Start Data for the task

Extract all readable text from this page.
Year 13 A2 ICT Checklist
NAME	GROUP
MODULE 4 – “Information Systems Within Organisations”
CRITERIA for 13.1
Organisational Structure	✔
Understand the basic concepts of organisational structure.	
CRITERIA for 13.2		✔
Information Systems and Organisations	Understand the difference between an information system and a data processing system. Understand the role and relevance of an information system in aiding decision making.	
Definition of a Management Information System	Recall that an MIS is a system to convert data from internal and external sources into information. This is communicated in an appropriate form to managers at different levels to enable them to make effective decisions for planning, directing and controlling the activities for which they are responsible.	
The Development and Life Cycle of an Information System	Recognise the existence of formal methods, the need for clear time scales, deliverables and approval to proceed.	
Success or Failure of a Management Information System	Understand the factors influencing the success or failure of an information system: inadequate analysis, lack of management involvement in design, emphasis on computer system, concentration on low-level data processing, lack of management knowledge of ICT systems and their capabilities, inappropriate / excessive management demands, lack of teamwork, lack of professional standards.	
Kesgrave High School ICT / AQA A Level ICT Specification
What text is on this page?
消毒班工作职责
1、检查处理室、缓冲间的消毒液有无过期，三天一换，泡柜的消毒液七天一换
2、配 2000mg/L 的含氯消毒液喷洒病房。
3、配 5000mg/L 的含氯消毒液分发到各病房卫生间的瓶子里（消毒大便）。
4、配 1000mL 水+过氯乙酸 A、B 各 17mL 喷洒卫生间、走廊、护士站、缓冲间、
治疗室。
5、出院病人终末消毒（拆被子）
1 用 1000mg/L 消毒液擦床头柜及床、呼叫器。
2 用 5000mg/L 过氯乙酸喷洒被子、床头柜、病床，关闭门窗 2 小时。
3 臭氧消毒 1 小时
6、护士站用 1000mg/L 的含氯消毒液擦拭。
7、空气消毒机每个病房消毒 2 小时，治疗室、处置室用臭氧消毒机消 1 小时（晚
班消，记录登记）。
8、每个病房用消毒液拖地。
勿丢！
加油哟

End Data for the task

Reproduce all the records precisely.

» Worked answer
Extract all readable text from this page.
Year 13 A2 ICT Checklist
NAME	GROUP
MODULE 4 – “Information Systems Within Organisations”
CRITERIA for 13.1
Organisational Structure	✔
Understand the basic concepts of organisational structure.	
CRITERIA for 13.2		✔
Information Systems and Organisations	Understand the difference between an information system and a data processing system. Understand the role and relevance of an information system in aiding decision making.	
Definition of a Management Information System	Recall that an MIS is a system to convert data from internal and external sources into information. This is communicated in an appropriate form to managers at different levels to enable them to make effective decisions for planning, directing and controlling the activities for which they are responsible.	
The Development and Life Cycle of an Information System	Recognise the existence of formal methods, the need for clear time scales, deliverables and approval to proceed.	
Success or Failure of a Management Information System	Understand the factors influencing the success or failure of an information system: inadequate analysis, lack of management involvement in design, emphasis on computer system, concentration on low-level data processing, lack of management knowledge of ICT systems and their capabilities, inappropriate / excessive management demands, lack of teamwork, lack of professional standards.	
Kesgrave High School ICT / AQA A Level ICT Specification
What text is on this page?
消毒班工作职责
1、检查处理室、缓冲间的消毒液有无过期，三天一换，泡柜的消毒液七天一换
2、配 2000mg/L 的含氯消毒液喷洒病房。
3、配 5000mg/L 的含氯消毒液分发到各病房卫生间的瓶子里（消毒大便）。
4、配 1000mL 水+过氯乙酸 A、B 各 17mL 喷洒卫生间、走廊、护士站、缓冲间、
治疗室。
5、出院病人终末消毒（拆被子）
1 用 1000mg/L 消毒液擦床头柜及床、呼叫器。
2 用 5000mg/L 过氯乙酸喷洒被子、床头柜、病床，关闭门窗 2 小时。
3 臭氧消毒 1 小时
6、护士站用 1000mg/L 的含氯消毒液擦拭。
7、空气消毒机每个病房消毒 2 小时，治疗室、处置室用臭氧消毒机消 1 小时（晚
班消，记录登记）。
8、每个病房用消毒液拖地。
勿丢！
加油哟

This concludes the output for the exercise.